Extracted data entries:
[START]

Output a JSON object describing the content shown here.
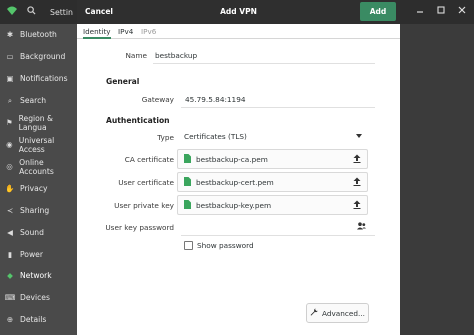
{
  "background_window": {
    "title": "Settin",
    "sidebar": [
      {
        "label": "Bluetooth",
        "icon": "bluetooth-icon"
      },
      {
        "label": "Background",
        "icon": "background-icon"
      },
      {
        "label": "Notifications",
        "icon": "notifications-icon"
      },
      {
        "label": "Search",
        "icon": "search-icon"
      },
      {
        "label": "Region & Langua",
        "icon": "region-icon"
      },
      {
        "label": "Universal Access",
        "icon": "universal-access-icon"
      },
      {
        "label": "Online Accounts",
        "icon": "online-accounts-icon"
      },
      {
        "label": "Privacy",
        "icon": "privacy-icon"
      },
      {
        "label": "Sharing",
        "icon": "sharing-icon"
      },
      {
        "label": "Sound",
        "icon": "sound-icon"
      },
      {
        "label": "Power",
        "icon": "power-icon"
      },
      {
        "label": "Network",
        "icon": "network-icon",
        "active": true
      },
      {
        "label": "Devices",
        "icon": "devices-icon"
      },
      {
        "label": "Details",
        "icon": "details-icon"
      }
    ]
  },
  "dialog": {
    "cancel_label": "Cancel",
    "title": "Add VPN",
    "add_label": "Add",
    "tabs": [
      "Identity",
      "IPv4",
      "IPv6"
    ],
    "name_label": "Name",
    "name_value": "bestbackup",
    "general_heading": "General",
    "gateway_label": "Gateway",
    "gateway_value": "45.79.5.84:1194",
    "auth_heading": "Authentication",
    "type_label": "Type",
    "type_value": "Certificates (TLS)",
    "ca_label": "CA certificate",
    "ca_file": "bestbackup-ca.pem",
    "user_cert_label": "User certificate",
    "user_cert_file": "bestbackup-cert.pem",
    "user_key_label": "User private key",
    "user_key_file": "bestbackup-key.pem",
    "password_label": "User key password",
    "password_value": "",
    "show_password_label": "Show password",
    "show_password_checked": false,
    "advanced_label": "Advanced..."
  },
  "colors": {
    "accent": "#3a8b63",
    "active_sidebar": "#54c56b",
    "header": "#2f2f2f"
  }
}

[END]

— Task description —
Skipping the pictures, transcribe each line above exactly as it appears.

— Answer to this task —
Output a JSON object describing the content shown here.
{
  "background_window": {
    "title": "Settin",
    "sidebar": [
      {
        "label": "Bluetooth",
        "icon": "bluetooth-icon"
      },
      {
        "label": "Background",
        "icon": "background-icon"
      },
      {
        "label": "Notifications",
        "icon": "notifications-icon"
      },
      {
        "label": "Search",
        "icon": "search-icon"
      },
      {
        "label": "Region & Langua",
        "icon": "region-icon"
      },
      {
        "label": "Universal Access",
        "icon": "universal-access-icon"
      },
      {
        "label": "Online Accounts",
        "icon": "online-accounts-icon"
      },
      {
        "label": "Privacy",
        "icon": "privacy-icon"
      },
      {
        "label": "Sharing",
        "icon": "sharing-icon"
      },
      {
        "label": "Sound",
        "icon": "sound-icon"
      },
      {
        "label": "Power",
        "icon": "power-icon"
      },
      {
        "label": "Network",
        "icon": "network-icon",
        "active": true
      },
      {
        "label": "Devices",
        "icon": "devices-icon"
      },
      {
        "label": "Details",
        "icon": "details-icon"
      }
    ]
  },
  "dialog": {
    "cancel_label": "Cancel",
    "title": "Add VPN",
    "add_label": "Add",
    "tabs": [
      "Identity",
      "IPv4",
      "IPv6"
    ],
    "name_label": "Name",
    "name_value": "bestbackup",
    "general_heading": "General",
    "gateway_label": "Gateway",
    "gateway_value": "45.79.5.84:1194",
    "auth_heading": "Authentication",
    "type_label": "Type",
    "type_value": "Certificates (TLS)",
    "ca_label": "CA certificate",
    "ca_file": "bestbackup-ca.pem",
    "user_cert_label": "User certificate",
    "user_cert_file": "bestbackup-cert.pem",
    "user_key_label": "User private key",
    "user_key_file": "bestbackup-key.pem",
    "password_label": "User key password",
    "password_value": "",
    "show_password_label": "Show password",
    "show_password_checked": false,
    "advanced_label": "Advanced..."
  },
  "colors": {
    "accent": "#3a8b63",
    "active_sidebar": "#54c56b",
    "header": "#2f2f2f"
  }
}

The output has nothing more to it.